* Task details
Only the number is wanted: how many lines contain the word "اقتصاد"?

+===+

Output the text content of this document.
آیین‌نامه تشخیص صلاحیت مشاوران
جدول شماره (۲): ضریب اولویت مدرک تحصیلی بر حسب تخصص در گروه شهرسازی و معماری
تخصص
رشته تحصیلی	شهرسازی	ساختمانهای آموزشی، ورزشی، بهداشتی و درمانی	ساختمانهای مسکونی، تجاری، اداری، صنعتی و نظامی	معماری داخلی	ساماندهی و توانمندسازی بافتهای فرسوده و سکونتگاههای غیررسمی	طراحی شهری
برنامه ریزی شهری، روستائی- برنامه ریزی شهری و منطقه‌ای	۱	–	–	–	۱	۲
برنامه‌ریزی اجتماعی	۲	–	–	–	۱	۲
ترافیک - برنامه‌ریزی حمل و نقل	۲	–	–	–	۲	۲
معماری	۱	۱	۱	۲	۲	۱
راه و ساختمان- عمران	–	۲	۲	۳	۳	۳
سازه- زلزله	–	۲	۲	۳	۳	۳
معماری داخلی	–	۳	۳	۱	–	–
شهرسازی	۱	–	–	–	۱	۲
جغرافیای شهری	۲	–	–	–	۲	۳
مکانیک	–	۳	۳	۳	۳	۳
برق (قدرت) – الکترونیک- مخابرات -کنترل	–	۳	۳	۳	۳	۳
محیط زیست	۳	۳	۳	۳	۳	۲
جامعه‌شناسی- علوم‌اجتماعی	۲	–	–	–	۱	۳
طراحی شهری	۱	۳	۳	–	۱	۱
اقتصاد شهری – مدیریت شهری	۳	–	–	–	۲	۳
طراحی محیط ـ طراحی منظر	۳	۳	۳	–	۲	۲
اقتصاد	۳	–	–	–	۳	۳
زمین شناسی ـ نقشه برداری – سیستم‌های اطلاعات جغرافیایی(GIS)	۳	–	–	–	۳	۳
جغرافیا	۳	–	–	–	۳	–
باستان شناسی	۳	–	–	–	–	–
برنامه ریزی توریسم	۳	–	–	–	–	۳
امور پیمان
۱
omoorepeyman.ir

+===+

* Response
2